→ WHAT YOU SHOULD DO
From the entries below, gather each line containing the word "Cells".

→ INFORMATION SHOWN

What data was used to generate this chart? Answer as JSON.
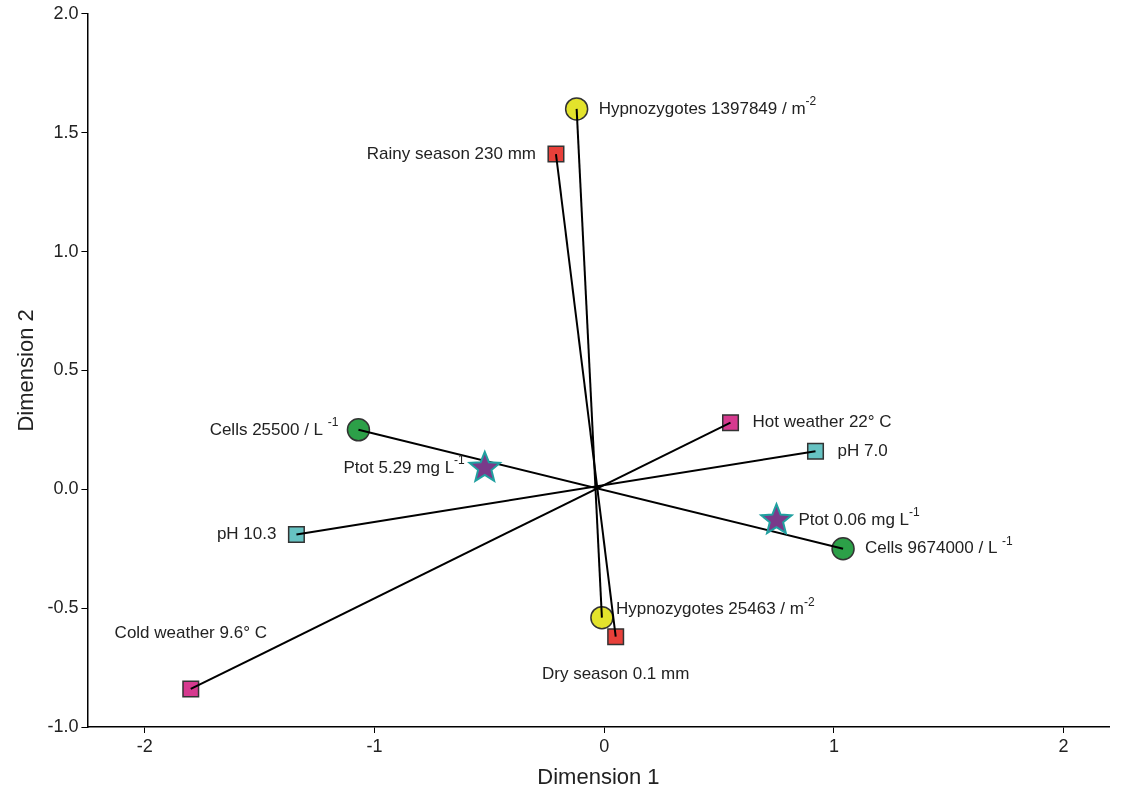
{
  "chart_data": {
    "type": "scatter",
    "xlabel": "Dimension 1",
    "ylabel": "Dimension 2",
    "xlim": [
      -2.25,
      2.2
    ],
    "xticks": [
      -2,
      -1,
      0,
      1,
      2
    ],
    "ylim": [
      -1,
      2
    ],
    "yticks": [
      {
        "value": -1,
        "label": "-1.0"
      },
      {
        "value": -0.5,
        "label": "-0.5"
      },
      {
        "value": 0,
        "label": "0.0"
      },
      {
        "value": 0.5,
        "label": "0.5"
      },
      {
        "value": 1,
        "label": "1.0"
      },
      {
        "value": 1.5,
        "label": "1.5"
      },
      {
        "value": 2,
        "label": "2.0"
      }
    ],
    "grid": false,
    "legend": false,
    "series": [
      {
        "type": "line",
        "marker": "none",
        "color": "#000000",
        "x": [
          -0.12,
          -0.01
        ],
        "values": [
          1.6,
          -0.54
        ]
      },
      {
        "type": "line",
        "marker": "none",
        "color": "#000000",
        "x": [
          -0.21,
          0.05
        ],
        "values": [
          1.41,
          -0.62
        ]
      },
      {
        "type": "line",
        "marker": "none",
        "color": "#000000",
        "x": [
          -1.07,
          1.04
        ],
        "values": [
          0.25,
          -0.25
        ]
      },
      {
        "type": "line",
        "marker": "none",
        "color": "#000000",
        "x": [
          -1.34,
          0.92
        ],
        "values": [
          -0.19,
          0.16
        ]
      },
      {
        "type": "line",
        "marker": "none",
        "color": "#000000",
        "x": [
          -1.8,
          0.55
        ],
        "values": [
          -0.84,
          0.28
        ]
      },
      {
        "name": "Hypnozygotes 1397849 / m$^{-2}$",
        "marker": "circle",
        "color": "#e3e32c",
        "x": [
          -0.12
        ],
        "values": [
          1.6
        ]
      },
      {
        "name": "Rainy season 230 mm",
        "marker": "square",
        "color": "#e8403a",
        "x": [
          -0.21
        ],
        "values": [
          1.41
        ]
      },
      {
        "name": "Cells 25500 / L $^{-1}$",
        "marker": "circle",
        "color": "#2ca048",
        "x": [
          -1.07
        ],
        "values": [
          0.25
        ]
      },
      {
        "name": "Ptot 5.29 mg L$^{-1}$",
        "marker": "star",
        "color": "#7a3a8a",
        "x": [
          -0.52
        ],
        "values": [
          0.09
        ]
      },
      {
        "name": "pH 10.3",
        "marker": "square",
        "color": "#66c2c2",
        "x": [
          -1.34
        ],
        "values": [
          -0.19
        ]
      },
      {
        "name": "Cold weather 9.6° C",
        "marker": "square",
        "color": "#d63a8f",
        "x": [
          -1.8
        ],
        "values": [
          -0.84
        ]
      },
      {
        "name": "Hypnozygotes 25463 / m$^{-2}$",
        "marker": "circle",
        "color": "#e3e32c",
        "x": [
          -0.01
        ],
        "values": [
          -0.54
        ]
      },
      {
        "name": "Dry season 0.1 mm",
        "marker": "square",
        "color": "#e8403a",
        "x": [
          0.05
        ],
        "values": [
          -0.62
        ]
      },
      {
        "name": "Hot weather 22° C",
        "marker": "square",
        "color": "#d63a8f",
        "x": [
          0.55
        ],
        "values": [
          0.28
        ]
      },
      {
        "name": "pH 7.0",
        "marker": "square",
        "color": "#66c2c2",
        "x": [
          0.92
        ],
        "values": [
          0.16
        ]
      },
      {
        "name": "Ptot 0.06 mg L$^{-1}$",
        "marker": "star",
        "color": "#7a3a8a",
        "x": [
          0.75
        ],
        "values": [
          -0.13
        ]
      },
      {
        "name": "Cells 9674000 / L $^{-1}$",
        "marker": "circle",
        "color": "#2ca048",
        "x": [
          1.04
        ],
        "values": [
          -0.25
        ]
      }
    ]
  }
}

→ RESULT
        "name": "Cells 25500 / L $^{-1}$",
        "name": "Cells 9674000 / L $^{-1}$",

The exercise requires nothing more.